◆ Extracted records
-=-=-=-=-
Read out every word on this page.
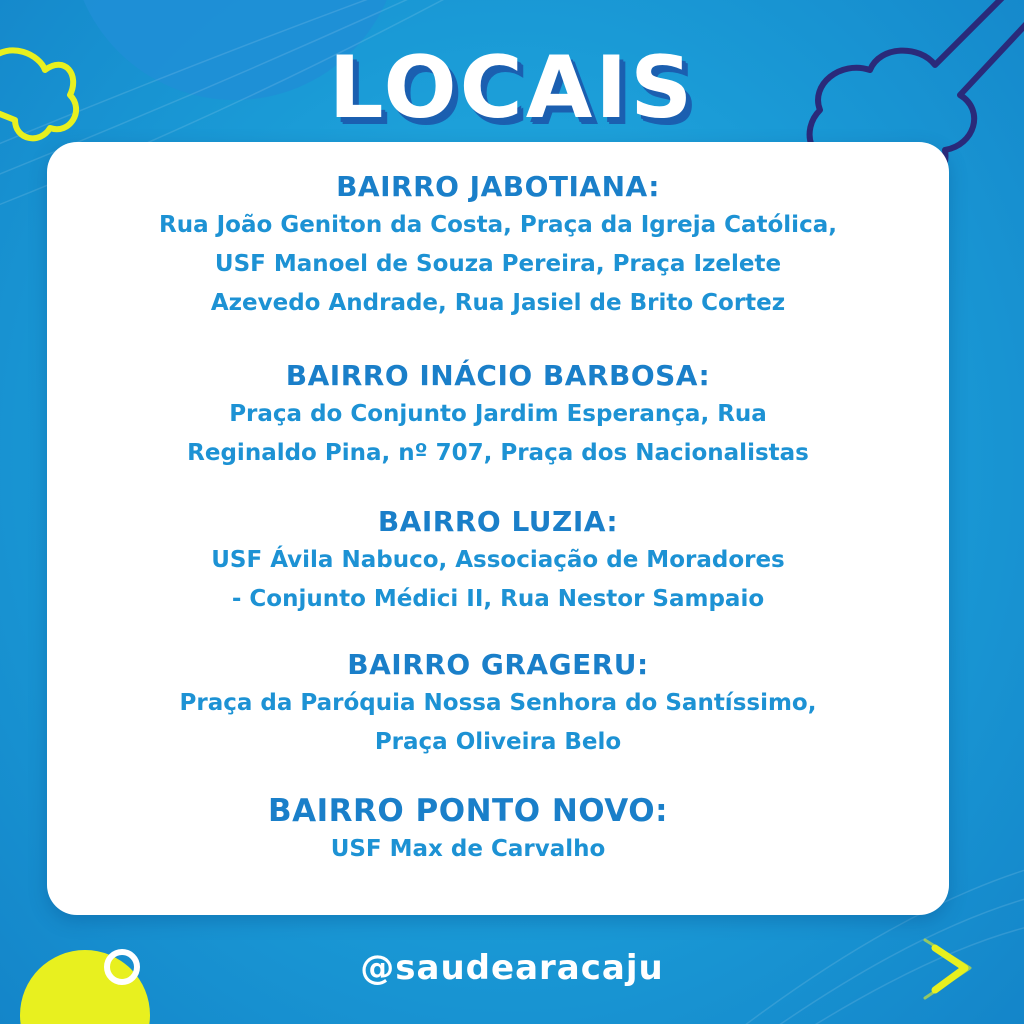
LOCAIS

BAIRRO JABOTIANA:

Rua João Geniton da Costa, Praça da Igreja Católica,

USF Manoel de Souza Pereira, Praça Izelete

Azevedo Andrade, Rua Jasiel de Brito Cortez

BAIRRO INÁCIO BARBOSA:

Praça do Conjunto Jardim Esperança, Rua

Reginaldo Pina, nº 707, Praça dos Nacionalistas

BAIRRO LUZIA:

USF Ávila Nabuco, Associação de Moradores

- Conjunto Médici II, Rua Nestor Sampaio

BAIRRO GRAGERU:

Praça da Paróquia Nossa Senhora do Santíssimo,

Praça Oliveira Belo

BAIRRO PONTO NOVO:

USF Max de Carvalho

@saudearacaju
-=-=-=-=-
◆ Work to do
Search the records above for "Conjunto". Copy each line where it is found.

◆ Reply
Praça do Conjunto Jardim Esperança, Rua
- Conjunto Médici II, Rua Nestor Sampaio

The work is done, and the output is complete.